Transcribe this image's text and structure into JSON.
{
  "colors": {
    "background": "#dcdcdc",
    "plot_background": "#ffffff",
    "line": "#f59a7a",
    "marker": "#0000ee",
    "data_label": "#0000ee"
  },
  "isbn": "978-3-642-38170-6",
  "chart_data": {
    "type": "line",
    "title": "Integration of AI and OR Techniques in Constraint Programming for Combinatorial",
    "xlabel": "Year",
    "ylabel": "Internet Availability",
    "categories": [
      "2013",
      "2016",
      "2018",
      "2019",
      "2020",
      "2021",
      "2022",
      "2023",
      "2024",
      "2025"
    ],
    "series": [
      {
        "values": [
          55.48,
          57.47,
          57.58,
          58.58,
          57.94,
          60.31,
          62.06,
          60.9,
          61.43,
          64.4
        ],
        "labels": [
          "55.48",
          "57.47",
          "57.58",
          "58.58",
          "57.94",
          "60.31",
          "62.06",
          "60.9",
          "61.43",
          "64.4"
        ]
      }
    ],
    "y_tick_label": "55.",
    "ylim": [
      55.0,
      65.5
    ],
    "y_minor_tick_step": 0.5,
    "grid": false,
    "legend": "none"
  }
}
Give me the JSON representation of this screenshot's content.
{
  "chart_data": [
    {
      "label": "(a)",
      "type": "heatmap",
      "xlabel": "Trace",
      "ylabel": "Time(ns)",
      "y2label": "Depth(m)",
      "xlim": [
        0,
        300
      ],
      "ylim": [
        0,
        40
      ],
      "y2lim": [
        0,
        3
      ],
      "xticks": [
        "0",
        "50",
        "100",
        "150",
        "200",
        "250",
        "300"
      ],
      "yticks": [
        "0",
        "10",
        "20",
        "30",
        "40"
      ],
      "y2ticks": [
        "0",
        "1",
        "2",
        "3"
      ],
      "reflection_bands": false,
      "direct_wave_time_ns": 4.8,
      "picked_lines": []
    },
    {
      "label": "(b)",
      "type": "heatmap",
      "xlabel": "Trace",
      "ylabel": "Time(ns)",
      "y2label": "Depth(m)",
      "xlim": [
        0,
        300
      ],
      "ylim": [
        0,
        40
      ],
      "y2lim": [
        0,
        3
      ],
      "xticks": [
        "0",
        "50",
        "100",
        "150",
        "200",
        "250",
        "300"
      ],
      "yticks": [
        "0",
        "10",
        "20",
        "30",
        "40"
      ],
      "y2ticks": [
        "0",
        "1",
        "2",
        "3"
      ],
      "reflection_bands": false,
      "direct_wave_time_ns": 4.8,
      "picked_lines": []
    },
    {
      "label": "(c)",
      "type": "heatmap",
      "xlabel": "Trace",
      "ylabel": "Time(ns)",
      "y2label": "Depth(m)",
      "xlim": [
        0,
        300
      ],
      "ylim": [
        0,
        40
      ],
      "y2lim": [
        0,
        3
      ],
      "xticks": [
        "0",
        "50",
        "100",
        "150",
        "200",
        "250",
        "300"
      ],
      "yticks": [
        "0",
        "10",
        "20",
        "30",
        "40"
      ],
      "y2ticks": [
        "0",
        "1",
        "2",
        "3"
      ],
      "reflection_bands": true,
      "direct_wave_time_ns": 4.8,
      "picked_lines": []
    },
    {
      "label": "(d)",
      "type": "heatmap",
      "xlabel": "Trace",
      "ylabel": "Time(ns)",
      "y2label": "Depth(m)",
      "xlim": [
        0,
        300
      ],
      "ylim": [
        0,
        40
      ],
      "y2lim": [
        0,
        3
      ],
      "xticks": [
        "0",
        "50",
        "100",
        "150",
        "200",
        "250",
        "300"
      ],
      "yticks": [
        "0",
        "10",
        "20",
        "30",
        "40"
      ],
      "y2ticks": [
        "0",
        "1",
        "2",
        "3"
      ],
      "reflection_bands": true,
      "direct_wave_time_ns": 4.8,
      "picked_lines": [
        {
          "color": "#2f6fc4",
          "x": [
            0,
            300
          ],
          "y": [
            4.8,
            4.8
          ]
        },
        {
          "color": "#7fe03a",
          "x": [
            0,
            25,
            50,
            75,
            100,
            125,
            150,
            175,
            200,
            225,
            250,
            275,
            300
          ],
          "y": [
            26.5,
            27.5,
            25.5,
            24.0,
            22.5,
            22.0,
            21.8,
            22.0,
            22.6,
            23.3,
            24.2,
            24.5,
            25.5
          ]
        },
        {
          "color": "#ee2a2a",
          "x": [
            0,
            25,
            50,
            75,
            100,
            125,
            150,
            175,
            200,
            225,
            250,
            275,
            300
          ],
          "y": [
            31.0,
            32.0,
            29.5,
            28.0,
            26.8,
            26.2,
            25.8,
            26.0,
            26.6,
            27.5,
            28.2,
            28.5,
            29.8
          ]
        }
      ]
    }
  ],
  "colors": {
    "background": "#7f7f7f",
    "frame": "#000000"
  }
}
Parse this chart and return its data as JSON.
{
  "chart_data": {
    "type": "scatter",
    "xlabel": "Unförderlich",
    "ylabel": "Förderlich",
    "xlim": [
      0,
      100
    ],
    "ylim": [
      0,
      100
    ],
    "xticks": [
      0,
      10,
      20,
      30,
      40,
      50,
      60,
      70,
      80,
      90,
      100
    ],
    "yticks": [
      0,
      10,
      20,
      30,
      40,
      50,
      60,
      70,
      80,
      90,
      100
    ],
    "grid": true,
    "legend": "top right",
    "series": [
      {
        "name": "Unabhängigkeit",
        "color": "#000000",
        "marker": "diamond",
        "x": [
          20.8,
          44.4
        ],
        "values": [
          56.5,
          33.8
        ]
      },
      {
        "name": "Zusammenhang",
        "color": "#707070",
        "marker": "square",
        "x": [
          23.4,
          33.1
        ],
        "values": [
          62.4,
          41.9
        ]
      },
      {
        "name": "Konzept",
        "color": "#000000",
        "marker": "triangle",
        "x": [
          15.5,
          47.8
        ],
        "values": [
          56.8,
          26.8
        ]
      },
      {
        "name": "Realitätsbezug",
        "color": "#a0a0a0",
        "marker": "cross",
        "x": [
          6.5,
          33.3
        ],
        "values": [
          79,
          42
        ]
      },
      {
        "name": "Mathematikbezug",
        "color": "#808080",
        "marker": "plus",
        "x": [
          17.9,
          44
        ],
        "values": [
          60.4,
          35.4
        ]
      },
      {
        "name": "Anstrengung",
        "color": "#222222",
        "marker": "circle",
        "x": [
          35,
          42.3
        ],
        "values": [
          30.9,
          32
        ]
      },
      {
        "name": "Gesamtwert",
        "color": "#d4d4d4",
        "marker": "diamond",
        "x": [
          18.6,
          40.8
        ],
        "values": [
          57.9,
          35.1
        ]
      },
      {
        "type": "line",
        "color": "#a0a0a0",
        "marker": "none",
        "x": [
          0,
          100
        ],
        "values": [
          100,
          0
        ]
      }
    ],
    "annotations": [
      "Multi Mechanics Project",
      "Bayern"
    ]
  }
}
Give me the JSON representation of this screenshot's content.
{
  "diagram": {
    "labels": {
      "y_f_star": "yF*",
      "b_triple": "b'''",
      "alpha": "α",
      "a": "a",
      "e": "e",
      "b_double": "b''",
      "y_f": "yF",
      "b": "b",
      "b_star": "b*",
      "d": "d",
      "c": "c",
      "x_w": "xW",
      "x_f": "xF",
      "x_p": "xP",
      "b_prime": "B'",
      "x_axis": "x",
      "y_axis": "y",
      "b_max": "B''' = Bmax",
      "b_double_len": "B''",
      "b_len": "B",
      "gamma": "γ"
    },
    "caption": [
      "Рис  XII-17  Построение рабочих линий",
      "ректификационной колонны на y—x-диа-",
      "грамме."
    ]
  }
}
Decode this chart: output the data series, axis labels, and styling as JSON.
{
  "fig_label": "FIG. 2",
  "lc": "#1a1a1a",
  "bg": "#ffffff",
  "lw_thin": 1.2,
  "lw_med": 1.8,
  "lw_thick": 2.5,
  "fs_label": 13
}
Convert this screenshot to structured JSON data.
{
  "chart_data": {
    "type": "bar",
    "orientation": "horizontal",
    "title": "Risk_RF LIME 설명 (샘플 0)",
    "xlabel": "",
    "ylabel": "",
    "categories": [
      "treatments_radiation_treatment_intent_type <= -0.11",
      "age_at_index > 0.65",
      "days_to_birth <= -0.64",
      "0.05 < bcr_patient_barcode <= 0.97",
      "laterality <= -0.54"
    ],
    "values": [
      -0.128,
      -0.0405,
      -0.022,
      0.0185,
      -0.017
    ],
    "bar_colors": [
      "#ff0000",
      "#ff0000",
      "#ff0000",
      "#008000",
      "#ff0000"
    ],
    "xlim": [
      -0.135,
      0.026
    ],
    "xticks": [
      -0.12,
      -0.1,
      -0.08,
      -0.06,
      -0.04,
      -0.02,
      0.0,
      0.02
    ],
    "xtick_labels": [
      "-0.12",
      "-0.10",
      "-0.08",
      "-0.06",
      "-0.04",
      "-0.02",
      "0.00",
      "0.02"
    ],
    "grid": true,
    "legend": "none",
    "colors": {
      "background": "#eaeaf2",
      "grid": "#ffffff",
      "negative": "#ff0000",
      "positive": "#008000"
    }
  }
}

#####

- Exercise aim: Pull out each line of the records holding the string "title".

- Result for this task:
    "title": "Integration of AI and OR Techniques in Constraint Programming for Combinatorial",
    "title": "Risk_RF LIME 설명 (샘플 0)",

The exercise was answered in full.